Turn all of the material below into a numbered list with one entry per line, skipping blank lines. Leave the pictures out of your answer.
== GIVEN RECORDS
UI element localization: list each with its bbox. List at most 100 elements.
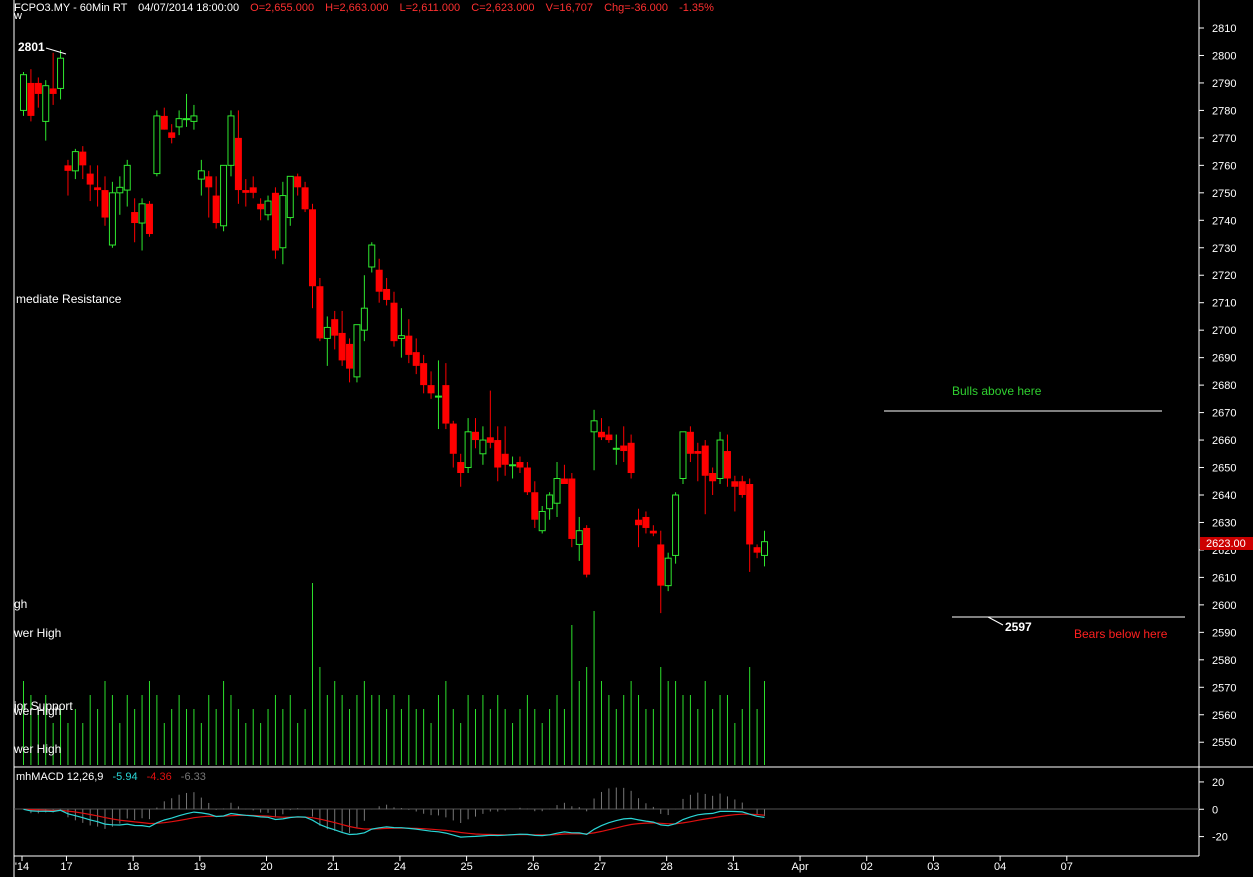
time-tick-label: '14 xyxy=(15,861,29,873)
candle-body xyxy=(168,132,176,138)
candle-body xyxy=(723,451,731,479)
macd-legend: mhMACD 12,26,9 -5.94 -4.36 -6.33 xyxy=(16,771,206,783)
candle-body xyxy=(472,431,480,441)
candles xyxy=(20,49,768,614)
low-label: 2597 xyxy=(1005,620,1032,634)
candle-body xyxy=(486,437,494,443)
price-tick-label: 2690 xyxy=(1212,353,1236,365)
time-tick-label: 31 xyxy=(727,861,739,873)
candle-body xyxy=(64,165,72,171)
candle-body xyxy=(249,187,257,193)
candle-body xyxy=(308,209,316,287)
candle-body xyxy=(145,203,153,235)
candle-body xyxy=(657,544,665,586)
candle-body xyxy=(553,478,561,504)
high-label-leader xyxy=(45,47,67,55)
header-change: Chg=-36.000 xyxy=(604,2,668,14)
candle-body xyxy=(575,530,583,545)
price-tick-label: 2720 xyxy=(1212,270,1236,282)
price-tick-label: 2810 xyxy=(1212,23,1236,35)
price-tick-label: 2660 xyxy=(1212,435,1236,447)
bears-annotation: Bears below here xyxy=(1074,627,1168,641)
macd-value-3: -6.33 xyxy=(181,771,206,783)
macd-tick-label: -20 xyxy=(1212,832,1228,844)
candle-body xyxy=(605,434,613,441)
time-tick-label: 04 xyxy=(994,861,1006,873)
candle-body xyxy=(761,541,768,556)
price-tick-label: 2560 xyxy=(1212,710,1236,722)
price-tick-label: 2740 xyxy=(1212,215,1236,227)
candle-body xyxy=(679,431,687,480)
time-tick-label: 26 xyxy=(527,861,539,873)
candle-body xyxy=(346,343,354,369)
time-tick-label: 21 xyxy=(327,861,339,873)
candle-body xyxy=(360,307,368,331)
volume-bars xyxy=(23,583,765,765)
candle-body xyxy=(257,203,265,210)
price-tick-label: 2750 xyxy=(1212,188,1236,200)
candle-body xyxy=(479,439,487,455)
candle-body xyxy=(116,186,124,194)
candle-body xyxy=(131,212,139,224)
candle-body xyxy=(368,244,376,268)
candle-body xyxy=(197,170,205,180)
candle-body xyxy=(649,530,657,534)
candle-body xyxy=(190,115,198,122)
macd-value-2: -4.36 xyxy=(147,771,172,783)
candle-body xyxy=(301,187,309,210)
price-tick-label: 2730 xyxy=(1212,243,1236,255)
candle-body xyxy=(101,190,109,218)
candle-body xyxy=(271,192,279,251)
price-tick-label: 2790 xyxy=(1212,78,1236,90)
current-price-text: 2623.00 xyxy=(1206,538,1246,550)
left-label-3: wer High xyxy=(13,626,61,640)
candle-body xyxy=(323,326,331,339)
time-tick-label: 03 xyxy=(927,861,939,873)
price-tick-label: 2800 xyxy=(1212,50,1236,62)
time-tick-label: 02 xyxy=(861,861,873,873)
time-tick-label: 28 xyxy=(661,861,673,873)
candle-body xyxy=(627,442,635,474)
left-label-2: gh xyxy=(14,597,27,611)
time-tick-label: 24 xyxy=(394,861,406,873)
price-tick-label: 2580 xyxy=(1212,655,1236,667)
candle-body xyxy=(286,175,294,219)
price-tick-label: 2650 xyxy=(1212,463,1236,475)
candle-body xyxy=(160,115,168,130)
candle-body xyxy=(686,431,694,454)
candle-body xyxy=(375,269,383,292)
candle-body xyxy=(220,164,228,227)
candle-body xyxy=(538,510,546,532)
price-tick-label: 2590 xyxy=(1212,627,1236,639)
candle-body xyxy=(153,115,161,175)
macd-axis: 20 0 -20 xyxy=(1199,777,1228,844)
candle-body xyxy=(449,423,457,454)
header-change-pct: -1.35% xyxy=(679,2,714,14)
low-label-leader xyxy=(987,616,1004,626)
candle-body xyxy=(753,547,761,553)
left-label-5: wer High xyxy=(13,704,61,718)
candle-body xyxy=(664,557,672,587)
candle-body xyxy=(34,82,42,94)
candle-body xyxy=(457,462,465,474)
candle-body xyxy=(716,439,724,480)
candle-body xyxy=(442,385,450,424)
time-tick-label: 25 xyxy=(460,861,472,873)
candle-body xyxy=(694,451,702,454)
candle-body xyxy=(583,527,591,575)
candle-body xyxy=(390,302,398,342)
price-tick-label: 2760 xyxy=(1212,160,1236,172)
price-tick-label: 2770 xyxy=(1212,133,1236,145)
header-datetime: 04/07/2014 18:00:00 xyxy=(138,2,239,14)
candle-body xyxy=(560,478,568,485)
candle-body xyxy=(123,164,131,191)
candle-body xyxy=(546,494,554,510)
header-volume: V=16,707 xyxy=(546,2,593,14)
candle-body xyxy=(338,332,346,361)
time-axis: '14 17 18 19 20 21 24 25 26 27 28 31 Apr 02 03 04 07 xyxy=(15,856,1073,873)
candle-body xyxy=(264,200,272,216)
time-tick-label: 17 xyxy=(60,861,72,873)
candle-body xyxy=(612,447,620,450)
candle-body xyxy=(405,335,413,355)
candle-body xyxy=(331,319,339,336)
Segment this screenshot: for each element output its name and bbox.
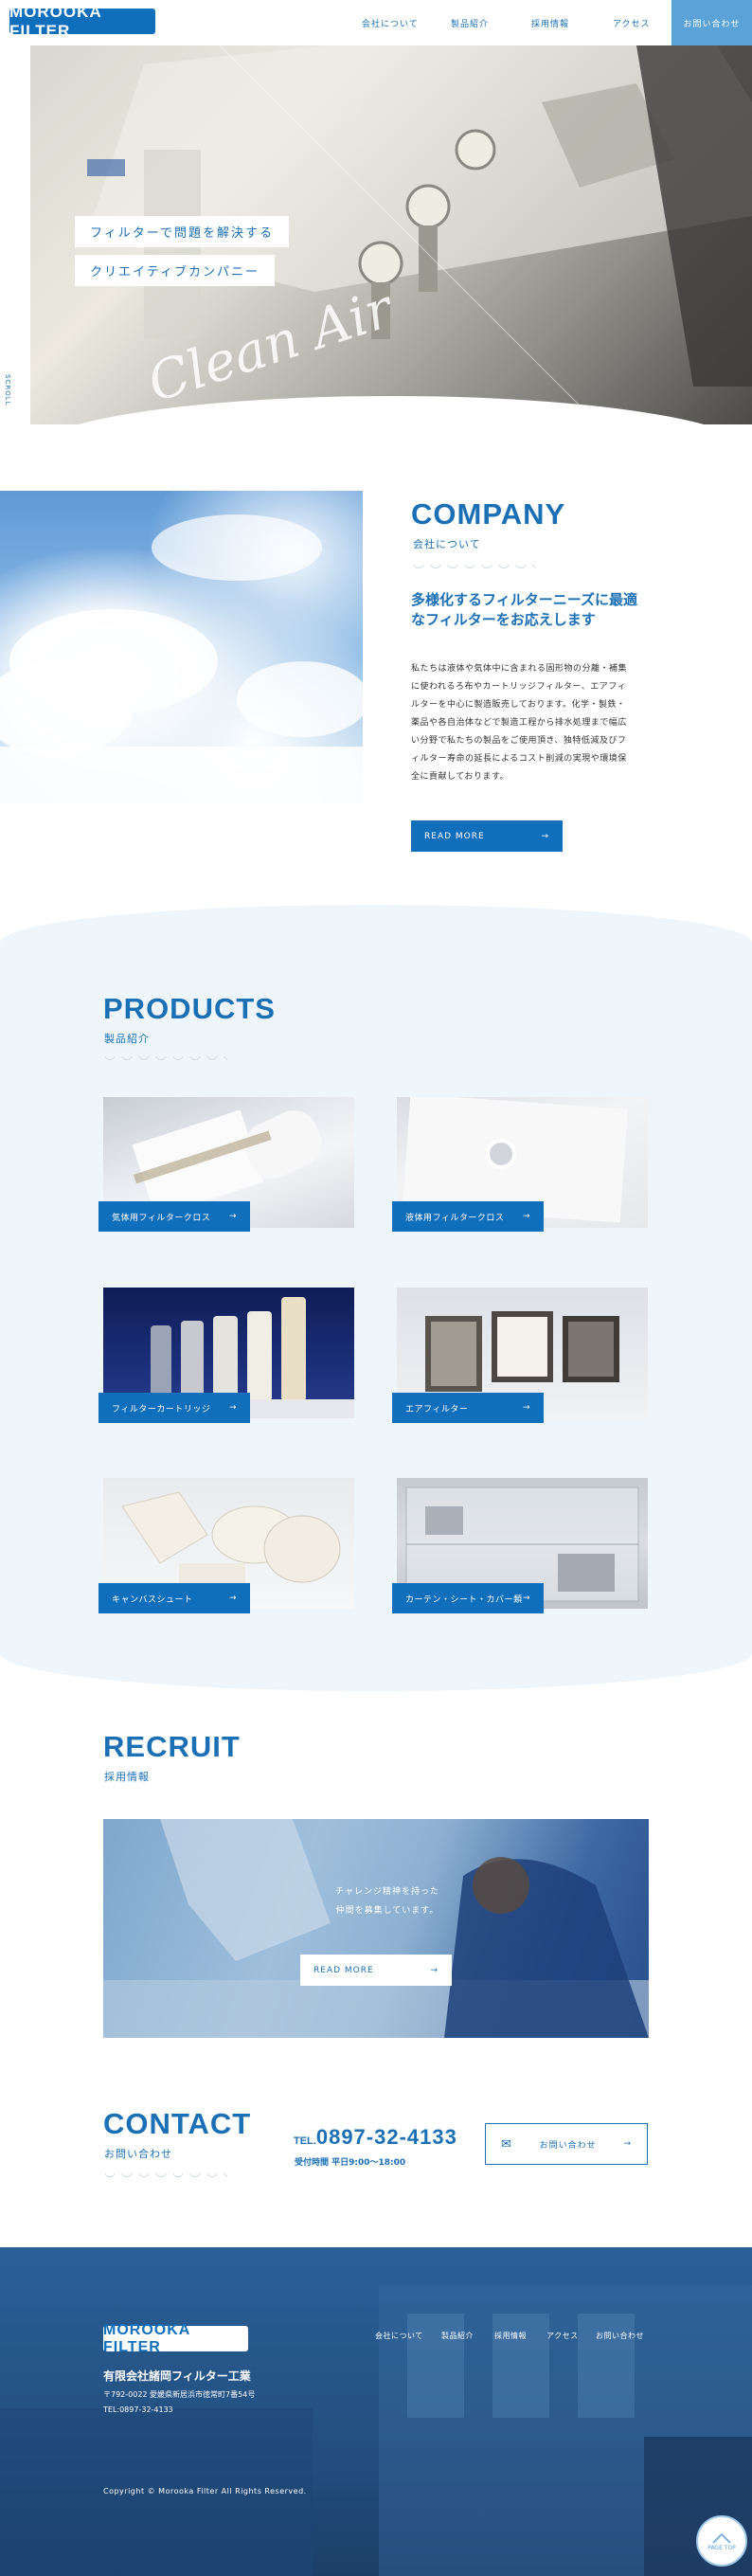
====
> **WRITTEN RESPONSE**:
1. UI element localization: list each with its bbox. List at most 100 elements.
2. time-tick-label: '14 xyxy=(15,861,29,873)
3. candle-body xyxy=(168,132,176,138)
4. candle-body xyxy=(723,451,731,479)
5. macd-legend: mhMACD 12,26,9 -5.94 -4.36 -6.33 xyxy=(16,771,206,783)
6. candle-body xyxy=(472,431,480,441)
7. candles xyxy=(20,49,768,614)
8. low-label: 2597 xyxy=(1005,620,1032,634)
9. candle-body xyxy=(486,437,494,443)
10. price-tick-label: 2690 xyxy=(1212,353,1236,365)
11. time-tick-label: 31 xyxy=(727,861,739,873)
12. candle-body xyxy=(64,165,72,171)
13. candle-body xyxy=(249,187,257,193)
14. candle-body xyxy=(308,209,316,287)
15. candle-body xyxy=(145,203,153,235)
16. candle-body xyxy=(657,544,665,586)
17. candle-body xyxy=(553,478,561,504)
18. high-label-leader xyxy=(45,47,67,55)
19. header-change: Chg=-36.000 xyxy=(604,2,668,14)
20. candle-body xyxy=(575,530,583,545)
21. price-tick-label: 2720 xyxy=(1212,270,1236,282)
22. price-tick-label: 2810 xyxy=(1212,23,1236,35)
23. price-tick-label: 2660 xyxy=(1212,435,1236,447)
24. bears-annotation: Bears below here xyxy=(1074,627,1168,641)
25. macd-value-3: -6.33 xyxy=(181,771,206,783)
26. macd-tick-label: -20 xyxy=(1212,832,1228,844)
27. candle-body xyxy=(605,434,613,441)
28. time-tick-label: 04 xyxy=(994,861,1006,873)
29. candle-body xyxy=(761,541,768,556)
30. price-tick-label: 2560 xyxy=(1212,710,1236,722)
31. price-tick-label: 2740 xyxy=(1212,215,1236,227)
32. candle-body xyxy=(679,431,687,480)
33. time-tick-label: 26 xyxy=(527,861,539,873)
34. candle-body xyxy=(346,343,354,369)
35. time-tick-label: 21 xyxy=(327,861,339,873)
36. candle-body xyxy=(360,307,368,331)
37. volume-bars xyxy=(23,583,765,765)
38. candle-body xyxy=(257,203,265,210)
39. price-tick-label: 2750 xyxy=(1212,188,1236,200)
40. candle-body xyxy=(479,439,487,455)
41. candle-body xyxy=(116,186,124,194)
42. candle-body xyxy=(131,212,139,224)
43. candle-body xyxy=(368,244,376,268)
44. candle-body xyxy=(197,170,205,180)
45. candle-body xyxy=(649,530,657,534)
46. candle-body xyxy=(190,115,198,122)
47. macd-value-2: -4.36 xyxy=(147,771,172,783)
48. candle-body xyxy=(301,187,309,210)
49. price-tick-label: 2730 xyxy=(1212,243,1236,255)
50. candle-body xyxy=(101,190,109,218)
51. candle-body xyxy=(271,192,279,251)
52. price-tick-label: 2790 xyxy=(1212,78,1236,90)
53. current-price-text: 2623.00 xyxy=(1206,538,1246,550)
54. left-label-3: wer High xyxy=(13,626,61,640)
55. candle-body xyxy=(323,326,331,339)
56. time-tick-label: 03 xyxy=(927,861,939,873)
57. price-tick-label: 2800 xyxy=(1212,50,1236,62)
58. time-tick-label: 02 xyxy=(861,861,873,873)
59. time-tick-label: 28 xyxy=(661,861,673,873)
60. candle-body xyxy=(627,442,635,474)
61. left-label-2: gh xyxy=(14,597,27,611)
62. time-tick-label: 24 xyxy=(394,861,406,873)
63. price-tick-label: 2580 xyxy=(1212,655,1236,667)
64. candle-body xyxy=(286,175,294,219)
65. price-tick-label: 2650 xyxy=(1212,463,1236,475)
66. candle-body xyxy=(160,115,168,130)
67. candle-body xyxy=(686,431,694,454)
68. candle-body xyxy=(375,269,383,292)
69. candle-body xyxy=(220,164,228,227)
70. candle-body xyxy=(538,510,546,532)
71. price-tick-label: 2590 xyxy=(1212,627,1236,639)
72. candle-body xyxy=(153,115,161,175)
73. macd-axis: 20 0 -20 xyxy=(1199,777,1228,844)
74. candle-body xyxy=(449,423,457,454)
75. header-change-pct: -1.35% xyxy=(679,2,714,14)
76. low-label-leader xyxy=(987,616,1004,626)
77. candle-body xyxy=(753,547,761,553)
78. left-label-5: wer High xyxy=(13,704,61,718)
79. candle-body xyxy=(664,557,672,587)
80. candle-body xyxy=(34,82,42,94)
81. candle-body xyxy=(457,462,465,474)
82. candle-body xyxy=(716,439,724,480)
83. candle-body xyxy=(442,385,450,424)
84. time-tick-label: 25 xyxy=(460,861,472,873)
85. candle-body xyxy=(694,451,702,454)
86. candle-body xyxy=(583,527,591,575)
87. candle-body xyxy=(390,302,398,342)
88. price-tick-label: 2760 xyxy=(1212,160,1236,172)
89. price-tick-label: 2770 xyxy=(1212,133,1236,145)
90. header-datetime: 04/07/2014 18:00:00 xyxy=(138,2,239,14)
91. candle-body xyxy=(560,478,568,485)
92. candle-body xyxy=(123,164,131,191)
93. candle-body xyxy=(546,494,554,510)
94. header-volume: V=16,707 xyxy=(546,2,593,14)
95. candle-body xyxy=(338,332,346,361)
96. time-axis: '14 17 18 19 20 21 24 25 26 27 28 31 Apr 02 03 04 07 xyxy=(15,856,1073,873)
97. candle-body xyxy=(264,200,272,216)
98. time-tick-label: 17 xyxy=(60,861,72,873)
99. candle-body xyxy=(612,447,620,450)
100. candle-body xyxy=(405,335,413,355)
101. candle-body xyxy=(331,319,339,336)
102. Segment this screenshot: for each element output its name and bbox.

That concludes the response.